======== Record extracts ========

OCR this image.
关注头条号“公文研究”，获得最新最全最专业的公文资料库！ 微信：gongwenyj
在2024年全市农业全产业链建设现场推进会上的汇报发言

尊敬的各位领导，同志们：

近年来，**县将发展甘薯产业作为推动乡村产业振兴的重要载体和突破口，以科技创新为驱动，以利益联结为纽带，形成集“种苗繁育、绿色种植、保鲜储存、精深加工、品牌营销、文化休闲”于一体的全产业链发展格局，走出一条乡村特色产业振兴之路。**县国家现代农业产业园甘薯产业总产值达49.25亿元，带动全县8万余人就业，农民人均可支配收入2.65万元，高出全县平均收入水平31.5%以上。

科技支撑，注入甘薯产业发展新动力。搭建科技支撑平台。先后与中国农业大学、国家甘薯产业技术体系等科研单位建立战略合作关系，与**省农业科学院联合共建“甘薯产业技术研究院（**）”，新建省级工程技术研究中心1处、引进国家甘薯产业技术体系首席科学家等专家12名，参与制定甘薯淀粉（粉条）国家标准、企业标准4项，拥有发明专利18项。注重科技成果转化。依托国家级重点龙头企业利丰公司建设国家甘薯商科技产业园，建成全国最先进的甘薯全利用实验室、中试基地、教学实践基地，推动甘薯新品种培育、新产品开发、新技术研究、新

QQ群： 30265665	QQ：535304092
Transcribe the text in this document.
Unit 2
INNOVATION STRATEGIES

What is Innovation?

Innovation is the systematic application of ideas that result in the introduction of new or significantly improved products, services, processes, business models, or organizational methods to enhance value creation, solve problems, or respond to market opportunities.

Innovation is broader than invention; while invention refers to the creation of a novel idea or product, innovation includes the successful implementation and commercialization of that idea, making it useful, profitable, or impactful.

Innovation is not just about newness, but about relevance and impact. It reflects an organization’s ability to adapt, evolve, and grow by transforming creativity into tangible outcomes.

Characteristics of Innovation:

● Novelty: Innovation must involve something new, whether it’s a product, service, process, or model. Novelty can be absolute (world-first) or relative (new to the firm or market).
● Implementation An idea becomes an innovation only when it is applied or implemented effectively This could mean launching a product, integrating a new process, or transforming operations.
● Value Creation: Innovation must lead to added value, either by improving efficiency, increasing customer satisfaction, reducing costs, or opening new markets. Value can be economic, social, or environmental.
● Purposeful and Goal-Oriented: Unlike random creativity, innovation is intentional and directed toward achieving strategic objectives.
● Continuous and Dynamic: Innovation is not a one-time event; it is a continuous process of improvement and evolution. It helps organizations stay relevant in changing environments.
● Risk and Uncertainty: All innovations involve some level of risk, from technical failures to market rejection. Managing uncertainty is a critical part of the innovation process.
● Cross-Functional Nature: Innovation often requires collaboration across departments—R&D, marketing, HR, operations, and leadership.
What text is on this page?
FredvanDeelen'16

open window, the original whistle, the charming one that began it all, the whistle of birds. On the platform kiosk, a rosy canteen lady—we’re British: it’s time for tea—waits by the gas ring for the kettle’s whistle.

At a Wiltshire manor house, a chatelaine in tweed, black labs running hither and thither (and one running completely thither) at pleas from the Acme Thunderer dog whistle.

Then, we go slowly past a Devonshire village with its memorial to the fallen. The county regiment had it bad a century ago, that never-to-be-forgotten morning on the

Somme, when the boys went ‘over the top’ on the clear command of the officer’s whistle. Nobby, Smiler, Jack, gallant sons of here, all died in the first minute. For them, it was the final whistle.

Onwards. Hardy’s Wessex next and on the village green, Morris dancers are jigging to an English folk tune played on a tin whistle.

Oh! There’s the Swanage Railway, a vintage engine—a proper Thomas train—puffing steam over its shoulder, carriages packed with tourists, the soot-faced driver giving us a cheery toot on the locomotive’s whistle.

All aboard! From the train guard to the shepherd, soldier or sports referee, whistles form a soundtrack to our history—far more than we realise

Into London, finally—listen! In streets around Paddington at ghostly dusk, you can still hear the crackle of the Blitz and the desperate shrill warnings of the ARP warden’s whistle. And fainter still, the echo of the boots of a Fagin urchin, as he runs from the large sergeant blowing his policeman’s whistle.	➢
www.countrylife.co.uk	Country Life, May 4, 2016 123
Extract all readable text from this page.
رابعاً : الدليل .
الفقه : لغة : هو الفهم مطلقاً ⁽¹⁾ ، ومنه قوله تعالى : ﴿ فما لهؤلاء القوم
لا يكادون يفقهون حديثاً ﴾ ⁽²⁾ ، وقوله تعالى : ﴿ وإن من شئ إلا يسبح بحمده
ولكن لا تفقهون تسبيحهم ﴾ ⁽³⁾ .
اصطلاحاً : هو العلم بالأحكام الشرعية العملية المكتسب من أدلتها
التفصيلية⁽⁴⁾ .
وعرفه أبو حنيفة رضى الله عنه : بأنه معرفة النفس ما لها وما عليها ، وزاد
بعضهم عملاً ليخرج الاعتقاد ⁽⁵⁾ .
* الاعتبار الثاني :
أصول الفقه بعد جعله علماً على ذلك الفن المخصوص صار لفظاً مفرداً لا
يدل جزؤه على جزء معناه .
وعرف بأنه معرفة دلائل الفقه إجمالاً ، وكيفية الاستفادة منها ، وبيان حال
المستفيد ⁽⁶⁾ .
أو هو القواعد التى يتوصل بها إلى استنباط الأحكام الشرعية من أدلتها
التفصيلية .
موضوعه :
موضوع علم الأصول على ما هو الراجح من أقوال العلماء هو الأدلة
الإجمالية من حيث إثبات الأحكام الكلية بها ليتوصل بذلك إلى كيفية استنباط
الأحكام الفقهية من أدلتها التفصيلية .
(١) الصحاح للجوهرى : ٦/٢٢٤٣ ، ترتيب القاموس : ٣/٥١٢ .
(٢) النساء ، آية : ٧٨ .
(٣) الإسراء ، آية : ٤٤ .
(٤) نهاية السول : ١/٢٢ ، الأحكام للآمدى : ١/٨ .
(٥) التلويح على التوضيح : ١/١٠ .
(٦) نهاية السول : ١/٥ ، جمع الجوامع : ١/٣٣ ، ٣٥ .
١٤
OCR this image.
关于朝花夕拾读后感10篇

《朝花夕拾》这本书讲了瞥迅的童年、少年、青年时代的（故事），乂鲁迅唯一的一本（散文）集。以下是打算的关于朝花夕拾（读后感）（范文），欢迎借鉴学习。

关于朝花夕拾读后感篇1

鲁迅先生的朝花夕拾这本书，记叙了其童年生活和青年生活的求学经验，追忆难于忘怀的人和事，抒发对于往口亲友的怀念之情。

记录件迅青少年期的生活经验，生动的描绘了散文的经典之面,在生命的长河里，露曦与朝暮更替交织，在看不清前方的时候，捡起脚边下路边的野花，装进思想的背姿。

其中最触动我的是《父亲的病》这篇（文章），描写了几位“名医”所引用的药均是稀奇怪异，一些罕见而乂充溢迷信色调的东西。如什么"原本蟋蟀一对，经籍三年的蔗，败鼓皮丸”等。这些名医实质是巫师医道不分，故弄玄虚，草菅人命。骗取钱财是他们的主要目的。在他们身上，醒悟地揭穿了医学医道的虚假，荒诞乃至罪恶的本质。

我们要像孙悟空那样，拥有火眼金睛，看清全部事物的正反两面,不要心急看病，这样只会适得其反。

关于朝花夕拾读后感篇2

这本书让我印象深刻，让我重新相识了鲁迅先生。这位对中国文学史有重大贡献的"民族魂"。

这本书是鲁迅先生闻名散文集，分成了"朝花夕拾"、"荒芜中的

========

• _Task_: Each line of the material should be echoed exactly.

• _Written answer_:
OCR this image.
关注头条号“公文研究”，获得最新最全最专业的公文资料库！ 微信：gongwenyj
在2024年全市农业全产业链建设现场推进会上的汇报发言

尊敬的各位领导，同志们：

近年来，**县将发展甘薯产业作为推动乡村产业振兴的重要载体和突破口，以科技创新为驱动，以利益联结为纽带，形成集“种苗繁育、绿色种植、保鲜储存、精深加工、品牌营销、文化休闲”于一体的全产业链发展格局，走出一条乡村特色产业振兴之路。**县国家现代农业产业园甘薯产业总产值达49.25亿元，带动全县8万余人就业，农民人均可支配收入2.65万元，高出全县平均收入水平31.5%以上。

科技支撑，注入甘薯产业发展新动力。搭建科技支撑平台。先后与中国农业大学、国家甘薯产业技术体系等科研单位建立战略合作关系，与**省农业科学院联合共建“甘薯产业技术研究院（**）”，新建省级工程技术研究中心1处、引进国家甘薯产业技术体系首席科学家等专家12名，参与制定甘薯淀粉（粉条）国家标准、企业标准4项，拥有发明专利18项。注重科技成果转化。依托国家级重点龙头企业利丰公司建设国家甘薯商科技产业园，建成全国最先进的甘薯全利用实验室、中试基地、教学实践基地，推动甘薯新品种培育、新产品开发、新技术研究、新

QQ群： 30265665	QQ：535304092
Transcribe the text in this document.
Unit 2
INNOVATION STRATEGIES

What is Innovation?

Innovation is the systematic application of ideas that result in the introduction of new or significantly improved products, services, processes, business models, or organizational methods to enhance value creation, solve problems, or respond to market opportunities.

Innovation is broader than invention; while invention refers to the creation of a novel idea or product, innovation includes the successful implementation and commercialization of that idea, making it useful, profitable, or impactful.

Innovation is not just about newness, but about relevance and impact. It reflects an organization’s ability to adapt, evolve, and grow by transforming creativity into tangible outcomes.

Characteristics of Innovation:

● Novelty: Innovation must involve something new, whether it’s a product, service, process, or model. Novelty can be absolute (world-first) or relative (new to the firm or market).
● Implementation An idea becomes an innovation only when it is applied or implemented effectively This could mean launching a product, integrating a new process, or transforming operations.
● Value Creation: Innovation must lead to added value, either by improving efficiency, increasing customer satisfaction, reducing costs, or opening new markets. Value can be economic, social, or environmental.
● Purposeful and Goal-Oriented: Unlike random creativity, innovation is intentional and directed toward achieving strategic objectives.
● Continuous and Dynamic: Innovation is not a one-time event; it is a continuous process of improvement and evolution. It helps organizations stay relevant in changing environments.
● Risk and Uncertainty: All innovations involve some level of risk, from technical failures to market rejection. Managing uncertainty is a critical part of the innovation process.
● Cross-Functional Nature: Innovation often requires collaboration across departments—R&D, marketing, HR, operations, and leadership.
What text is on this page?
FredvanDeelen'16

open window, the original whistle, the charming one that began it all, the whistle of birds. On the platform kiosk, a rosy canteen lady—we’re British: it’s time for tea—waits by the gas ring for the kettle’s whistle.

At a Wiltshire manor house, a chatelaine in tweed, black labs running hither and thither (and one running completely thither) at pleas from the Acme Thunderer dog whistle.

Then, we go slowly past a Devonshire village with its memorial to the fallen. The county regiment had it bad a century ago, that never-to-be-forgotten morning on the

Somme, when the boys went ‘over the top’ on the clear command of the officer’s whistle. Nobby, Smiler, Jack, gallant sons of here, all died in the first minute. For them, it was the final whistle.

Onwards. Hardy’s Wessex next and on the village green, Morris dancers are jigging to an English folk tune played on a tin whistle.

Oh! There’s the Swanage Railway, a vintage engine—a proper Thomas train—puffing steam over its shoulder, carriages packed with tourists, the soot-faced driver giving us a cheery toot on the locomotive’s whistle.

All aboard! From the train guard to the shepherd, soldier or sports referee, whistles form a soundtrack to our history—far more than we realise

Into London, finally—listen! In streets around Paddington at ghostly dusk, you can still hear the crackle of the Blitz and the desperate shrill warnings of the ARP warden’s whistle. And fainter still, the echo of the boots of a Fagin urchin, as he runs from the large sergeant blowing his policeman’s whistle.	➢
www.countrylife.co.uk	Country Life, May 4, 2016 123
Extract all readable text from this page.
رابعاً : الدليل .
الفقه : لغة : هو الفهم مطلقاً ⁽¹⁾ ، ومنه قوله تعالى : ﴿ فما لهؤلاء القوم
لا يكادون يفقهون حديثاً ﴾ ⁽²⁾ ، وقوله تعالى : ﴿ وإن من شئ إلا يسبح بحمده
ولكن لا تفقهون تسبيحهم ﴾ ⁽³⁾ .
اصطلاحاً : هو العلم بالأحكام الشرعية العملية المكتسب من أدلتها
التفصيلية⁽⁴⁾ .
وعرفه أبو حنيفة رضى الله عنه : بأنه معرفة النفس ما لها وما عليها ، وزاد
بعضهم عملاً ليخرج الاعتقاد ⁽⁵⁾ .
* الاعتبار الثاني :
أصول الفقه بعد جعله علماً على ذلك الفن المخصوص صار لفظاً مفرداً لا
يدل جزؤه على جزء معناه .
وعرف بأنه معرفة دلائل الفقه إجمالاً ، وكيفية الاستفادة منها ، وبيان حال
المستفيد ⁽⁶⁾ .
أو هو القواعد التى يتوصل بها إلى استنباط الأحكام الشرعية من أدلتها
التفصيلية .
موضوعه :
موضوع علم الأصول على ما هو الراجح من أقوال العلماء هو الأدلة
الإجمالية من حيث إثبات الأحكام الكلية بها ليتوصل بذلك إلى كيفية استنباط
الأحكام الفقهية من أدلتها التفصيلية .
(١) الصحاح للجوهرى : ٦/٢٢٤٣ ، ترتيب القاموس : ٣/٥١٢ .
(٢) النساء ، آية : ٧٨ .
(٣) الإسراء ، آية : ٤٤ .
(٤) نهاية السول : ١/٢٢ ، الأحكام للآمدى : ١/٨ .
(٥) التلويح على التوضيح : ١/١٠ .
(٦) نهاية السول : ١/٥ ، جمع الجوامع : ١/٣٣ ، ٣٥ .
١٤
OCR this image.
关于朝花夕拾读后感10篇

《朝花夕拾》这本书讲了瞥迅的童年、少年、青年时代的（故事），乂鲁迅唯一的一本（散文）集。以下是打算的关于朝花夕拾（读后感）（范文），欢迎借鉴学习。

关于朝花夕拾读后感篇1

鲁迅先生的朝花夕拾这本书，记叙了其童年生活和青年生活的求学经验，追忆难于忘怀的人和事，抒发对于往口亲友的怀念之情。

记录件迅青少年期的生活经验，生动的描绘了散文的经典之面,在生命的长河里，露曦与朝暮更替交织，在看不清前方的时候，捡起脚边下路边的野花，装进思想的背姿。

其中最触动我的是《父亲的病》这篇（文章），描写了几位“名医”所引用的药均是稀奇怪异，一些罕见而乂充溢迷信色调的东西。如什么"原本蟋蟀一对，经籍三年的蔗，败鼓皮丸”等。这些名医实质是巫师医道不分，故弄玄虚，草菅人命。骗取钱财是他们的主要目的。在他们身上，醒悟地揭穿了医学医道的虚假，荒诞乃至罪恶的本质。

我们要像孙悟空那样，拥有火眼金睛，看清全部事物的正反两面,不要心急看病，这样只会适得其反。

关于朝花夕拾读后感篇2

这本书让我印象深刻，让我重新相识了鲁迅先生。这位对中国文学史有重大贡献的"民族魂"。

这本书是鲁迅先生闻名散文集，分成了"朝花夕拾"、"荒芜中的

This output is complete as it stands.